ЧТО НУЖНО СДЕЛАТЬ
Пожалуйста, ответьте на вопросы по тексту о студенческой жизни в Горы-Горках.
1. В каком месяце и году автор оказался в Горы-Горках?
2. Какую стипендию получал автор?
3. Какой была дневная норма хлеба в столовой?

ТЕКСТ ДЛЯ ЧТЕНИЯ
>>

- 103 -

Независимая студентка.

 

Институт оказался в Горы-Горках, небольшом поселке под Оршей в Белоруссии, где находилась Белорусская сельскохозяйственная академия. Так, в сентябре 1946 года я оказалась в местах, где недавно прошла война.

Нас поместили в единственное уцелевшее крыло огромного здания общежития, от которого осталась только коробка. Само здание академии уцелело. Весь студенческий городок был расположен в прекрасном дендрологическом парке с прудами. В парке же стояла коробка отдельного здания библиотеки. По всему парку валялись обгоревшие листы книг. Я оказалась в комнате на 8 человек. Компания была отличнейшая, я хоть и сильно дичилась, но чувствовала себя на вершине блаженства — самостоятельный, ни от кого не зависящий человек, могу жить так, как я хочу. Исполнилось то, о чем я все время мечтала в Кокчетаве. Комната оказалась очень музыкальной. У Тони Клыковой было колоратурное сопрано. Алла Бударная из Грузии неплохо пела. Галя Трусова была в месткоме и у нас обитал телефон с пластинками Шаляпина. Кроме того, приходил один парень со скрипкой, и один с баяном. Я была младше всех, слух у меня плохой, но чуть подразвился, я полюбили Шаляпина и отважно пела в хоре нашей комнаты. Была я самым счастливым человеком, хотя и ходила вечно голодная. Это как-то не мешало моему счастью. Стипендию я получала 210 рублей. Надо учесть две реформы 1947 и 1961 гг., уменьшивших сумму в 2 раза и в 10 раз. Трудно представить сейчас ценность этой стипендии, но на столовую, только на

 

- 104 -

столовую и хватало. Хорошо помню обеды в столовой — суп по формуле Н2О плюс пшено минус жиры — как хочешь, так и жри. Да и пшено в супе крупинка за крупинкой гоняется с дубинкой. А на второе каждый день тыквенная каша на воде без жира (в институте занимались выведением голосемянной тыквы). На третье — чуть сладкая водичка-компот и 500 гр. хлеба — дневная норма. Хлеб, конечно съедался тут же, но все равно после такого обеда выходили из столовой еще более голодными, чем заходили. На завтрак и ужин давали чего-то очень мало и чай без хлеба, поэтому чувство голода было постоянным. Записалась я в кружок художественной гимнастики. Так мне понравились занятия на свежем воздухе! Но... после этих занятий голод становился совершенно невыносимым — пришлось бросить.

Правда, голодными в то время ходили почти все. Некоторым помогали. Одной девушке из нашей комнаты посылали в посылках сало из Сибири и она его ела по ночам.

<<

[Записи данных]
>>

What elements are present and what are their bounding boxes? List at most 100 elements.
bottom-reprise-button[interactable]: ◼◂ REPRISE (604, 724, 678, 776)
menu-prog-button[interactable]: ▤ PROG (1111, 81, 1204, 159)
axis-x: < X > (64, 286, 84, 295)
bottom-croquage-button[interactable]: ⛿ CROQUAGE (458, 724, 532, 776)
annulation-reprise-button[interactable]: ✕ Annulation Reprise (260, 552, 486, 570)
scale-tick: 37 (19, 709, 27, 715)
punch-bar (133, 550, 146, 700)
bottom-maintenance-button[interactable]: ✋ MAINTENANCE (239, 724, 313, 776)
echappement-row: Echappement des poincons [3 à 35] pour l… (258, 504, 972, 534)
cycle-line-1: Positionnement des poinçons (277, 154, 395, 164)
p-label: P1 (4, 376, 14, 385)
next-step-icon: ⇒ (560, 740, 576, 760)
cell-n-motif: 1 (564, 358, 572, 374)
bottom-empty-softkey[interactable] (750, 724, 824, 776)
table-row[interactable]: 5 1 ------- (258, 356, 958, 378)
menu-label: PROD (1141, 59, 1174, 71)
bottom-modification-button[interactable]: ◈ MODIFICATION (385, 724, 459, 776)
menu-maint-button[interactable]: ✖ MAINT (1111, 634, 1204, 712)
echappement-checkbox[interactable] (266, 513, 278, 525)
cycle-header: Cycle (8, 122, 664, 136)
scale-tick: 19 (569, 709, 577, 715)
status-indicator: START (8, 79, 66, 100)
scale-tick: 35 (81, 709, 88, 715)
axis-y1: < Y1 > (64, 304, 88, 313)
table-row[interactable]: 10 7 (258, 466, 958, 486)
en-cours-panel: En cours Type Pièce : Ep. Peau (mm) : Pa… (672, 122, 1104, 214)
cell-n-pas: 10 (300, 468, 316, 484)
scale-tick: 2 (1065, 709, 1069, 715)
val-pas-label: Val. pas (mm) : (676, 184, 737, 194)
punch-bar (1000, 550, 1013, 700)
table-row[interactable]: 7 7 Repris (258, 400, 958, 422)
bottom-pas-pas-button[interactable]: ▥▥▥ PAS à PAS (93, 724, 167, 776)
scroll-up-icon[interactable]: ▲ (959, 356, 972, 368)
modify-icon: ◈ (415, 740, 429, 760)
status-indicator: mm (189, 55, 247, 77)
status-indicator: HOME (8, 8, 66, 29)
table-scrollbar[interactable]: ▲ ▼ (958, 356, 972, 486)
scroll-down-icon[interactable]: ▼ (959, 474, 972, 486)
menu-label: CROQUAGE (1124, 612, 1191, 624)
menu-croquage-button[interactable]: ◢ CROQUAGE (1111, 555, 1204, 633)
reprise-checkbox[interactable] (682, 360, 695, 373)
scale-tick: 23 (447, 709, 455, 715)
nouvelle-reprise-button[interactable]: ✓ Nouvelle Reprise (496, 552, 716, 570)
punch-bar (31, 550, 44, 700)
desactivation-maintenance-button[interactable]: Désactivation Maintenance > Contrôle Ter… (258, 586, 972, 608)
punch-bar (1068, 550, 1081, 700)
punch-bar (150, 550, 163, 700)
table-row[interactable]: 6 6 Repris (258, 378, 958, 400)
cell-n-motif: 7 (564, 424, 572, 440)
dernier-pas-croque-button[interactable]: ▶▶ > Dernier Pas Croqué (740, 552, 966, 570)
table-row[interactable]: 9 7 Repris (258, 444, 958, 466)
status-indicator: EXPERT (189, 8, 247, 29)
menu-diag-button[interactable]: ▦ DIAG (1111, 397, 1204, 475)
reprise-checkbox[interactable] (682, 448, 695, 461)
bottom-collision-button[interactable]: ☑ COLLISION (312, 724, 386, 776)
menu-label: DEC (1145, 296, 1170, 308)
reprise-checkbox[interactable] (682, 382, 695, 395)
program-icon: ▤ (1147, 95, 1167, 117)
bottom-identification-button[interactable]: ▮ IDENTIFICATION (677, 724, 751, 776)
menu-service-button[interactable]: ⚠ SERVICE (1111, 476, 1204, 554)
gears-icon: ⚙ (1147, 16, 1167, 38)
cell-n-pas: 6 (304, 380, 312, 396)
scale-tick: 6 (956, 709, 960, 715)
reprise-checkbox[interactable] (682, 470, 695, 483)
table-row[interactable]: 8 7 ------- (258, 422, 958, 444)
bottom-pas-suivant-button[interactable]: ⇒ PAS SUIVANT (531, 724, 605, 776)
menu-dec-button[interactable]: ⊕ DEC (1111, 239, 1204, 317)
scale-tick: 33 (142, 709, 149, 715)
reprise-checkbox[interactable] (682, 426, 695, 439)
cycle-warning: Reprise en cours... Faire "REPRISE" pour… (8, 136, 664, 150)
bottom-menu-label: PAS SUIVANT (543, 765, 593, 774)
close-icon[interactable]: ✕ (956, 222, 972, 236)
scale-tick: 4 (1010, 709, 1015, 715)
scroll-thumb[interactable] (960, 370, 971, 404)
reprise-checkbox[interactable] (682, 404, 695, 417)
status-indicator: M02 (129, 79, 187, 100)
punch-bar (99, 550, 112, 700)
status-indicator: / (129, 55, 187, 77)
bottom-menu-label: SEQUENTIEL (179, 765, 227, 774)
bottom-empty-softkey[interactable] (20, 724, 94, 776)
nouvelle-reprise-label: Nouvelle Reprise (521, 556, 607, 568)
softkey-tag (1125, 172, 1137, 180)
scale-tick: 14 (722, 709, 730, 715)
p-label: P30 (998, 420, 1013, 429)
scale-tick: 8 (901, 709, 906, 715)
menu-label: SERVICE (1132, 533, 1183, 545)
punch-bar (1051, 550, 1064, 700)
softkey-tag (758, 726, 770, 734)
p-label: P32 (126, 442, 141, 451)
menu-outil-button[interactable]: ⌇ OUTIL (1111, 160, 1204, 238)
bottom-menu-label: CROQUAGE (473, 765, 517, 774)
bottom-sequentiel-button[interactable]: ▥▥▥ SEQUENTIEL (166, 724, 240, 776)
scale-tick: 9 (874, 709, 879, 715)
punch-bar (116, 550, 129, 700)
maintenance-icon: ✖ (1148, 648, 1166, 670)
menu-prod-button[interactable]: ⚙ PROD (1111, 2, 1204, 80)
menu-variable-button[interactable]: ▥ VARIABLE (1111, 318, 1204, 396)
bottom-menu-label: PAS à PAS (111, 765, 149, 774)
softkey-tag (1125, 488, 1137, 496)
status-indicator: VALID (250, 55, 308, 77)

<<

ПРАВИЛЬНЫЙ ОТВЕТ
1. В сентябре 1946 года.
2. 210 рублей.
3. 500 граммов.